§ WHAT TO WORK ON: Take each line containing the word "происходит" and copy it.

§ SUPPLIED RECORDS:

=-=-=

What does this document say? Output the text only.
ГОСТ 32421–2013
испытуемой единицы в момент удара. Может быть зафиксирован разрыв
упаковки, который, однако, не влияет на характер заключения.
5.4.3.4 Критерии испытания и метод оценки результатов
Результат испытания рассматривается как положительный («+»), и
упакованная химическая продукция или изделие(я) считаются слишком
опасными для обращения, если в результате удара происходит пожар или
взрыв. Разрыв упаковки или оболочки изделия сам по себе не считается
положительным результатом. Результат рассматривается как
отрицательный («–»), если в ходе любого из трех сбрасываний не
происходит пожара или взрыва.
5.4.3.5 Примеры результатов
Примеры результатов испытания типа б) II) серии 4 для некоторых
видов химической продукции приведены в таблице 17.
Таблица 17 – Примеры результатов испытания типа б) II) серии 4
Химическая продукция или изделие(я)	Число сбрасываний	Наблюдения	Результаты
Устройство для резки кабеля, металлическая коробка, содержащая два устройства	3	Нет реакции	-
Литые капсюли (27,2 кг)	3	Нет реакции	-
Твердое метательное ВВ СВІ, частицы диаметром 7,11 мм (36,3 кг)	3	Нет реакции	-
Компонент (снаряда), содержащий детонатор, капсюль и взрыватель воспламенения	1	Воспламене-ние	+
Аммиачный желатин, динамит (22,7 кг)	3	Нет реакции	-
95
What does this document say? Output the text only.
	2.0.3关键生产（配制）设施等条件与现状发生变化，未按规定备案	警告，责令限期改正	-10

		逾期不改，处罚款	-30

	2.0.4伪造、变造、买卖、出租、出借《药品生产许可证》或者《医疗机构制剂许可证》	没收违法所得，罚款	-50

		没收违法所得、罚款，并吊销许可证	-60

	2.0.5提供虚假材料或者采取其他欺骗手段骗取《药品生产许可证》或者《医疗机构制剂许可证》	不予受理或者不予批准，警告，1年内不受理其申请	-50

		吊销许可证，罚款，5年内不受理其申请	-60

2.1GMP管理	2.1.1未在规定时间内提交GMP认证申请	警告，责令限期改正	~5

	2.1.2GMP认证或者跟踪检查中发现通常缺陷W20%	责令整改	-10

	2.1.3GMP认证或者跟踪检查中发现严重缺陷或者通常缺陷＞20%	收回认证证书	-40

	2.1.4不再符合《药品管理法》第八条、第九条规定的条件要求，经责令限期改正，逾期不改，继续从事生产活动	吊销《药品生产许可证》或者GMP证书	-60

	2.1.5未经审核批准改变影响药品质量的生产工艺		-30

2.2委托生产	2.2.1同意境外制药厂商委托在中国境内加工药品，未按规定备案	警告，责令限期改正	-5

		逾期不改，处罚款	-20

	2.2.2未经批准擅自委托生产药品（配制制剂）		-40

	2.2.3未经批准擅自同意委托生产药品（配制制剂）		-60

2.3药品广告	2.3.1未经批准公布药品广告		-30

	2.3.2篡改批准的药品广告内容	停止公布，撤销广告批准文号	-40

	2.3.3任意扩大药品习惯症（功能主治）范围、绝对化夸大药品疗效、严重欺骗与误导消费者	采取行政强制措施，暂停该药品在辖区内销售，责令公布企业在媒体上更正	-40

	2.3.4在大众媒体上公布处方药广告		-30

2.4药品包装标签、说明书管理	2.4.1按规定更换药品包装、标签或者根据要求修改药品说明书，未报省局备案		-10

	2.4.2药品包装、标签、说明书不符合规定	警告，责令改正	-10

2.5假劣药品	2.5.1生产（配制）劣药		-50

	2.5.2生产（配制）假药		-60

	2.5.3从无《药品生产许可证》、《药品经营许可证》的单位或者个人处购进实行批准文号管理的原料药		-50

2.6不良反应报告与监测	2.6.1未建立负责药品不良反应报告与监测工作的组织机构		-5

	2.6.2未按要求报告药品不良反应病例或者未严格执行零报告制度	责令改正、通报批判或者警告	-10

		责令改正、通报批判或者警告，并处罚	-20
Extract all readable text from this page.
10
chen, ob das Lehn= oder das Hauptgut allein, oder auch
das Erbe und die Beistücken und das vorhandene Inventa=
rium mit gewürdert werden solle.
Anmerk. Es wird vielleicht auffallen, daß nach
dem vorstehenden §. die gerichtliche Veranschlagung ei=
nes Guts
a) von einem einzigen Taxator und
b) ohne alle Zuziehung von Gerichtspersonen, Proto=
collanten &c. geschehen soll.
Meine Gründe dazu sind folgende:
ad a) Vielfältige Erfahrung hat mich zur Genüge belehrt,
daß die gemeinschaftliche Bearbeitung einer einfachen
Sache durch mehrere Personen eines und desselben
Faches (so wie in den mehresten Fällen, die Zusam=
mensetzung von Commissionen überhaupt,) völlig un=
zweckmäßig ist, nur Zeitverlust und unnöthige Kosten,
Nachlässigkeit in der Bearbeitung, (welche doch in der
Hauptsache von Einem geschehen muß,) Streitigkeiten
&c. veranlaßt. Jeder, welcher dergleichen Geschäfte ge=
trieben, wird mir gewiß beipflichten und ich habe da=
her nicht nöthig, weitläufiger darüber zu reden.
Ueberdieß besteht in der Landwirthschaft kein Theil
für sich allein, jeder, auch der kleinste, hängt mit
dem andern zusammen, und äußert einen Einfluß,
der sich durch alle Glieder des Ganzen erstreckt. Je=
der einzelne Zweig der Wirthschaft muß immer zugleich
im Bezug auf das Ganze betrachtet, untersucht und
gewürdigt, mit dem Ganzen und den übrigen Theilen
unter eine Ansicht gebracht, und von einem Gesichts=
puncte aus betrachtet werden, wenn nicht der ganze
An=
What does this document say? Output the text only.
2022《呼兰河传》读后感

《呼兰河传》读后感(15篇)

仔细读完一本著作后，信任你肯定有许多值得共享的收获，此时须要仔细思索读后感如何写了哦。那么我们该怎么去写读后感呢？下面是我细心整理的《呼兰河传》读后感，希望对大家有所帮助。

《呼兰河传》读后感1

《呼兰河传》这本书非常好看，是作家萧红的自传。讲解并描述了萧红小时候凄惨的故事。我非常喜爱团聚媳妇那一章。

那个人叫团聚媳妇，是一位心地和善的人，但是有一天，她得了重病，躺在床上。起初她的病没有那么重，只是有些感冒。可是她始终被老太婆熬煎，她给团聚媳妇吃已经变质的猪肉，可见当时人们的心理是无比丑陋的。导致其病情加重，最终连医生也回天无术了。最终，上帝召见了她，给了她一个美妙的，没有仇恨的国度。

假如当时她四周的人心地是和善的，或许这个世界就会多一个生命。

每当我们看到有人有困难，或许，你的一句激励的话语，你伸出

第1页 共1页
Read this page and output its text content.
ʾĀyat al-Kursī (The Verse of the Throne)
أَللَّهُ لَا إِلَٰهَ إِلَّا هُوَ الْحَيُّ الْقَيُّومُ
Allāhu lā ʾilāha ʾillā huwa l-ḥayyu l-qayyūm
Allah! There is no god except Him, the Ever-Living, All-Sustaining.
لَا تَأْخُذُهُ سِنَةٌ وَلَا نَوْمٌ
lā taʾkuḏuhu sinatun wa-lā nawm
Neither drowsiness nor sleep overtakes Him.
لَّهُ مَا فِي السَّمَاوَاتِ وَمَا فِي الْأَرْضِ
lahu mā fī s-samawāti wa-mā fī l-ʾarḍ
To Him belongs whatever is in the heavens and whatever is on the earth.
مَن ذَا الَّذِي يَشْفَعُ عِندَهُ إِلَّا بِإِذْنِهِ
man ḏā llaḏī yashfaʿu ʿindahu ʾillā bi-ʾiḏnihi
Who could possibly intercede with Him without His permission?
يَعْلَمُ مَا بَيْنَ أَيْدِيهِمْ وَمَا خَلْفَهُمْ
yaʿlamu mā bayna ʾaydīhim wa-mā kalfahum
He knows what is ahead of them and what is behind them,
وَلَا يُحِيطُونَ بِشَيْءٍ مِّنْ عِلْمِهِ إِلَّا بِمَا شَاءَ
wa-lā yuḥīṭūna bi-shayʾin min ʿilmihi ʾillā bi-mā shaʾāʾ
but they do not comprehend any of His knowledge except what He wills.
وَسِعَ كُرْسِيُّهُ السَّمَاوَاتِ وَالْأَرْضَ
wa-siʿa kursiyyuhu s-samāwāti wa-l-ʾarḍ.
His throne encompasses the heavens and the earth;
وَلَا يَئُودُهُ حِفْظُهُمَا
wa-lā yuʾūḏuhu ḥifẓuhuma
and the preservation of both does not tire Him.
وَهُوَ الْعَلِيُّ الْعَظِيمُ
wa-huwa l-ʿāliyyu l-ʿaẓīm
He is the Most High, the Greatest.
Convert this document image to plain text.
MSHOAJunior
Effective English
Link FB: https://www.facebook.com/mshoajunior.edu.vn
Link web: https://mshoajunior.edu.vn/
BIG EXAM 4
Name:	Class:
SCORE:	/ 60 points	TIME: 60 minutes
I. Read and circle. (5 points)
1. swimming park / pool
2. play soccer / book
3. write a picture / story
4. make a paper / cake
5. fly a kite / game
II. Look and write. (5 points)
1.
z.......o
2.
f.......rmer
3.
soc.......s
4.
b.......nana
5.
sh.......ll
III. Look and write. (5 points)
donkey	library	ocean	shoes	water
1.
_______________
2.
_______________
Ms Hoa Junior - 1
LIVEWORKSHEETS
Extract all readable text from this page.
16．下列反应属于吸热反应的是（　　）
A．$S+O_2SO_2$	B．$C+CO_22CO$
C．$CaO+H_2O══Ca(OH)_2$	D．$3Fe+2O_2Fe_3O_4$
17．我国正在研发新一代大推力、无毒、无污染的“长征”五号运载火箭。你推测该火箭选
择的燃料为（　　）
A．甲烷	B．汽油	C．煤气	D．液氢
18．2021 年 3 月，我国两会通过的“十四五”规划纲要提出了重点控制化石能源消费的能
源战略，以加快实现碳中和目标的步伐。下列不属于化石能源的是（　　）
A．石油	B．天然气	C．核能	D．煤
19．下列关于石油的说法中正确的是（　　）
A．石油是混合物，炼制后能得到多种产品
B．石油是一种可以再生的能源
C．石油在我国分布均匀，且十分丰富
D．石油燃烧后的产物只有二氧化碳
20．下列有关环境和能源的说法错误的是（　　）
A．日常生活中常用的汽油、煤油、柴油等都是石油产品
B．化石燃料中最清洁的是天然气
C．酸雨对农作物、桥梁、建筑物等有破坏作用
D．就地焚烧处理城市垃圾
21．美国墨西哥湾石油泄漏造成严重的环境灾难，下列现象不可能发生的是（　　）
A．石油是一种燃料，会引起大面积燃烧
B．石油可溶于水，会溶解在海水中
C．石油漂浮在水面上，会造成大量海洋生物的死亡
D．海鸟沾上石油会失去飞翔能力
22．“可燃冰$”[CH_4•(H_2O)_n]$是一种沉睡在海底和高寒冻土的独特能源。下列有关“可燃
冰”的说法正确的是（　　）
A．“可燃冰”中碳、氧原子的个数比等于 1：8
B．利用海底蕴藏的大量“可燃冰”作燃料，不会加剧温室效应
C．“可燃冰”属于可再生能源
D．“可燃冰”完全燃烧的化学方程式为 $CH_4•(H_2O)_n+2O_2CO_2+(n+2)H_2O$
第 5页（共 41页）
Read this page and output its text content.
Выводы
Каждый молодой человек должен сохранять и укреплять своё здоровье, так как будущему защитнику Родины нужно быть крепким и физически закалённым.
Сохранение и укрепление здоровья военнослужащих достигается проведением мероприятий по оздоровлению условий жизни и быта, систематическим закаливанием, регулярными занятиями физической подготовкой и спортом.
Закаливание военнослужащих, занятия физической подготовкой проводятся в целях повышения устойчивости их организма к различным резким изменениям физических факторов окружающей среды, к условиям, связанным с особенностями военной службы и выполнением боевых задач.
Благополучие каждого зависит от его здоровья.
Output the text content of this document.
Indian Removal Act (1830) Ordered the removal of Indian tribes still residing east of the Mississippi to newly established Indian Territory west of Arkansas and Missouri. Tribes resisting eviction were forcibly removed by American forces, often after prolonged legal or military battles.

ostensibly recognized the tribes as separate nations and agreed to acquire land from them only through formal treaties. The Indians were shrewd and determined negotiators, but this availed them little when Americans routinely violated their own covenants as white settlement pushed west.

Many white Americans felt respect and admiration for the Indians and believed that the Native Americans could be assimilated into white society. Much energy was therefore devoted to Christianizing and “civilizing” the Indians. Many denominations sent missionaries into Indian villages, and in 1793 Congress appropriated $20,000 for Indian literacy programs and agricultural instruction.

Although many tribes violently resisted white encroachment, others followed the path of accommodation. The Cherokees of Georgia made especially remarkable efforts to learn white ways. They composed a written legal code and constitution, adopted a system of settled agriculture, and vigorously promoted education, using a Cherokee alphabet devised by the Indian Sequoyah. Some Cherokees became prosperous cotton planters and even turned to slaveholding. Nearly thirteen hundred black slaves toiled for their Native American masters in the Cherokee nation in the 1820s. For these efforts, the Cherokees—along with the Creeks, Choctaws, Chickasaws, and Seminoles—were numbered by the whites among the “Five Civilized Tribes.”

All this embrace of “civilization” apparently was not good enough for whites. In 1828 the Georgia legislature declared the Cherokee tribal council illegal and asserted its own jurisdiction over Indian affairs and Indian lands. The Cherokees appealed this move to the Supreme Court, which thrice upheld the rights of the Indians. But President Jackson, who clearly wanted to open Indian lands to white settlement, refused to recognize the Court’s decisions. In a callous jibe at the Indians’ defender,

=-=-=

§ OUTPUT OF THE TASK:
опасными для обращения, если в результате удара происходит пожар или
происходит пожара или взрыва.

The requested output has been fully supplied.